§ Task
Go through each line of the records below and count those with the word "label". Give only the count.

(Data extracted from a collection)
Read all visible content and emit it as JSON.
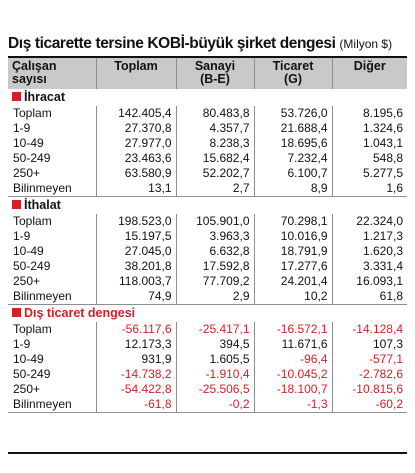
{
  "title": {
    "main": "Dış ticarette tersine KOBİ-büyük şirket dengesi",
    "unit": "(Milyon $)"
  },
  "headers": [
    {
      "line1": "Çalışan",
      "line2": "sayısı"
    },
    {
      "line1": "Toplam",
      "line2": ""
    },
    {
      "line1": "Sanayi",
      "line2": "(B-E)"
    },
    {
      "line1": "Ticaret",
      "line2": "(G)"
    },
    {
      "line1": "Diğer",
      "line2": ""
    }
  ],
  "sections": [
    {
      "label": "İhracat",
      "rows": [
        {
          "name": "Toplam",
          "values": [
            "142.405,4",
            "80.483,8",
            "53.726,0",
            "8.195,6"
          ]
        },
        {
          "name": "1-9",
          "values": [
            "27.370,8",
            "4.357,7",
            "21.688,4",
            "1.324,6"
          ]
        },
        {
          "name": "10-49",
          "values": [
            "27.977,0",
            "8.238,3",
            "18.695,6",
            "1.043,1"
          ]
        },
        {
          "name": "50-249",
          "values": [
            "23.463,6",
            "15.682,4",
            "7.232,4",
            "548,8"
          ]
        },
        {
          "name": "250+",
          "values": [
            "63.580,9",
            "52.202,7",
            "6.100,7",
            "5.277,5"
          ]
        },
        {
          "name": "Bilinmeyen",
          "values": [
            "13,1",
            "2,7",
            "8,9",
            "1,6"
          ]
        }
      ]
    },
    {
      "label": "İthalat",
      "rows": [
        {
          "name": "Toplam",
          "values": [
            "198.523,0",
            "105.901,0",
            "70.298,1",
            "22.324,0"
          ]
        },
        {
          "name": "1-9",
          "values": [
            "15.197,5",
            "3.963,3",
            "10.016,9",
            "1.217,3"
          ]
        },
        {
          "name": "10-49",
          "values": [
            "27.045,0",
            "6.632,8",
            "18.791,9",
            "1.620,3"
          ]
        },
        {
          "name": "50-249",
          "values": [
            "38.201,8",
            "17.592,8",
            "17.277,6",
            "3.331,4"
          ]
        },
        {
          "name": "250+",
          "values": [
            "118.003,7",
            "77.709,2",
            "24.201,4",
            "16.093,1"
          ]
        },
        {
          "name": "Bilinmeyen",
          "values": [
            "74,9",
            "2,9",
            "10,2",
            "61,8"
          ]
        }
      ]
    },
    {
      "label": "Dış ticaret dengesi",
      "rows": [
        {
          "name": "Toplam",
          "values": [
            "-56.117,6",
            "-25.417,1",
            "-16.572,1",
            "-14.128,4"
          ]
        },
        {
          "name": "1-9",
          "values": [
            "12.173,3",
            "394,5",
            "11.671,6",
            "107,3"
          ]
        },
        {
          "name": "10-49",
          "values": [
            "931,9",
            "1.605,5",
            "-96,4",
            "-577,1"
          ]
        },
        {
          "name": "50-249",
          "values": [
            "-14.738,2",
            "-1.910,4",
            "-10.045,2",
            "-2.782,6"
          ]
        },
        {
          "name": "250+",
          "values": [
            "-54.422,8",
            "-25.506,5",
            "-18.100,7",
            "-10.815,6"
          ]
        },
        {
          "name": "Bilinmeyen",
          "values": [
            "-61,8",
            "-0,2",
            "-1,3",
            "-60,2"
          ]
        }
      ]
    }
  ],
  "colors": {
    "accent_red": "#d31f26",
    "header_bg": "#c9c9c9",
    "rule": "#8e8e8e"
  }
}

§ Solution below
3